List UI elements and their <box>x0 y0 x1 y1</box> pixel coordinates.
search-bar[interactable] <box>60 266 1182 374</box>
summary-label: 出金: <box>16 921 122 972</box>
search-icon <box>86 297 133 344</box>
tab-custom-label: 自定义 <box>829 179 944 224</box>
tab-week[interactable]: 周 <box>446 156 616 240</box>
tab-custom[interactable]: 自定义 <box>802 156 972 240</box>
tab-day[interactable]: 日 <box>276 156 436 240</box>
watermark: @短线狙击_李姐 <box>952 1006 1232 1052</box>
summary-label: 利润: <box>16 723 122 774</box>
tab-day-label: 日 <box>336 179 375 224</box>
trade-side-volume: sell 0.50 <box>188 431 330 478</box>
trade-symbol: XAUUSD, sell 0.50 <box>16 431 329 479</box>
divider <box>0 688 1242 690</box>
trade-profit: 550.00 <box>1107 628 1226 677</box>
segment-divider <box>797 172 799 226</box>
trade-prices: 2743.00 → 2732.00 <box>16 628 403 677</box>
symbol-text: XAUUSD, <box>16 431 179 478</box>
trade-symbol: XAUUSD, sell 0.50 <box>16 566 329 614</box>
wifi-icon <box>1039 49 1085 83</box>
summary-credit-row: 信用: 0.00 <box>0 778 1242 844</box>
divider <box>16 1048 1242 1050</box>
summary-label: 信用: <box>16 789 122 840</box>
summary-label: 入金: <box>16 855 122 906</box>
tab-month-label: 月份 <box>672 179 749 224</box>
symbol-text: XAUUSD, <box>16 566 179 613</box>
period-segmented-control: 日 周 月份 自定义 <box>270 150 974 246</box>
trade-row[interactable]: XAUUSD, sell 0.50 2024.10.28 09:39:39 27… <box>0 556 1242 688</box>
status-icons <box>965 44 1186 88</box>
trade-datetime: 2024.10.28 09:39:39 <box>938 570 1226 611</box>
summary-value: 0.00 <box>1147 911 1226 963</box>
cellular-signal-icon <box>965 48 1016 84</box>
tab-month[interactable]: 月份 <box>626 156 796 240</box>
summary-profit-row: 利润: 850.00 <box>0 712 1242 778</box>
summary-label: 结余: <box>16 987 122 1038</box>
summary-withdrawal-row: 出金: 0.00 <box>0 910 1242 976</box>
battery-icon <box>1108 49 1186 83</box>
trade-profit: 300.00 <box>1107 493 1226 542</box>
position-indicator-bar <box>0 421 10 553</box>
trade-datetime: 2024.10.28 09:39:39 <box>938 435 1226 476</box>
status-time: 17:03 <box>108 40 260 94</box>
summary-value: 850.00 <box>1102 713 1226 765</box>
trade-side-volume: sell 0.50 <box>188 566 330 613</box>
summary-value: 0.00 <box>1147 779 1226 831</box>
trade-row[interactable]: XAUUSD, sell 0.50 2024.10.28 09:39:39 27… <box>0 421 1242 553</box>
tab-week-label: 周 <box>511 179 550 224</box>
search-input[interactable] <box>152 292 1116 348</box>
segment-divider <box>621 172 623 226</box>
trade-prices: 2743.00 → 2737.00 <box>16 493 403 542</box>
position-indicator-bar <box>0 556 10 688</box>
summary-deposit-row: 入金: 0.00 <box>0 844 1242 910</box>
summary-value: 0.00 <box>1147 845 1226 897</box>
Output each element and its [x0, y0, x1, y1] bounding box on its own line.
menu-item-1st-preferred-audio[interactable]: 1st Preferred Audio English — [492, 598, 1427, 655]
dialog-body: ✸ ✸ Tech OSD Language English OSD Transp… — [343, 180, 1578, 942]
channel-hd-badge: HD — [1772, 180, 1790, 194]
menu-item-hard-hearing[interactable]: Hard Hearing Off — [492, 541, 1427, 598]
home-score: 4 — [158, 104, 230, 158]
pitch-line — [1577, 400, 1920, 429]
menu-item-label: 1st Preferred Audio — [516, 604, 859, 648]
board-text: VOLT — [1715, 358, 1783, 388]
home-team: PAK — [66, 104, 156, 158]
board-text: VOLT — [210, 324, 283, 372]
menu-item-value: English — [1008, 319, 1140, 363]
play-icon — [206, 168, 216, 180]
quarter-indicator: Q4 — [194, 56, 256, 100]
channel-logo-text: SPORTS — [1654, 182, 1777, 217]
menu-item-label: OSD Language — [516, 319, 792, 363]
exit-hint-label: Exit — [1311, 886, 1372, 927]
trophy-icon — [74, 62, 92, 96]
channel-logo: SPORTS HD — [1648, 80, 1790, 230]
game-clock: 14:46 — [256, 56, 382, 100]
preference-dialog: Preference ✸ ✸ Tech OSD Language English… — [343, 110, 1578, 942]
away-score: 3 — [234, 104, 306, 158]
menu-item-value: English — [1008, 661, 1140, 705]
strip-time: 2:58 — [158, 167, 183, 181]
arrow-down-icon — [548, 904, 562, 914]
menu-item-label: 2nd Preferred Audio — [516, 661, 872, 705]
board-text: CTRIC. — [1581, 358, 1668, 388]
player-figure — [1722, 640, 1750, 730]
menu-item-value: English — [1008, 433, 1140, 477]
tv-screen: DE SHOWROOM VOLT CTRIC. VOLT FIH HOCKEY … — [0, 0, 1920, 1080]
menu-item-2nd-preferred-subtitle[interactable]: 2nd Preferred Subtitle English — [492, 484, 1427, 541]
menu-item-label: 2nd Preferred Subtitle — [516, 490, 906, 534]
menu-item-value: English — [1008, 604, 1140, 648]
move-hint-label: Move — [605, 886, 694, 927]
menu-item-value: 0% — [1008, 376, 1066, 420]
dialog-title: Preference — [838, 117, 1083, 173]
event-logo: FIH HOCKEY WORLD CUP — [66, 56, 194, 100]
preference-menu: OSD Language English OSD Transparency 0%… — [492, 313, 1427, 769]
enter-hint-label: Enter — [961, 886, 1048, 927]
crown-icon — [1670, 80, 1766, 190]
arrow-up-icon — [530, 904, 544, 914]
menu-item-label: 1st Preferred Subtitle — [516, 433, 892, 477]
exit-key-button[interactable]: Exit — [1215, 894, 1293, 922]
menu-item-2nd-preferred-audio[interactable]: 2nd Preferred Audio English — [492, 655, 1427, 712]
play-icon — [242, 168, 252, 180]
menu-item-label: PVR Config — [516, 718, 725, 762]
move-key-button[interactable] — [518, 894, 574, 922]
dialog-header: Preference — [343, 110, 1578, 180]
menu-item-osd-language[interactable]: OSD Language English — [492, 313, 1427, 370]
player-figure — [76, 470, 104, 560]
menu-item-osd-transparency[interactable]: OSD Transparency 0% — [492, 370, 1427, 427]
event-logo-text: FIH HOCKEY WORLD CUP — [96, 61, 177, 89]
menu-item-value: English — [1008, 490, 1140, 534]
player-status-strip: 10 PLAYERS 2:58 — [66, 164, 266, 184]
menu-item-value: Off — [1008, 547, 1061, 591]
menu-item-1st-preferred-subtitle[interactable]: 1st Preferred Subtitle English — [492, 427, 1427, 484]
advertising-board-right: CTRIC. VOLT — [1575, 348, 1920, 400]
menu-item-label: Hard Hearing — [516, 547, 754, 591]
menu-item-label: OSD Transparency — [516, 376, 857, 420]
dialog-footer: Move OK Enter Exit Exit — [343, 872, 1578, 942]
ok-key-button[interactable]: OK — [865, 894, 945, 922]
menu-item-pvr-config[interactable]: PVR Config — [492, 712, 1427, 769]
★ ★ ★
INSTRUCTIONS FOR THE TASK:
Collect every line in the data above that contains the string "indicator", matching case exactly.

PROBLEM SOLUTION:
position-indicator-bar <box>0 421 10 553</box>
position-indicator-bar <box>0 556 10 688</box>
quarter-indicator: Q4 — [194, 56, 256, 100]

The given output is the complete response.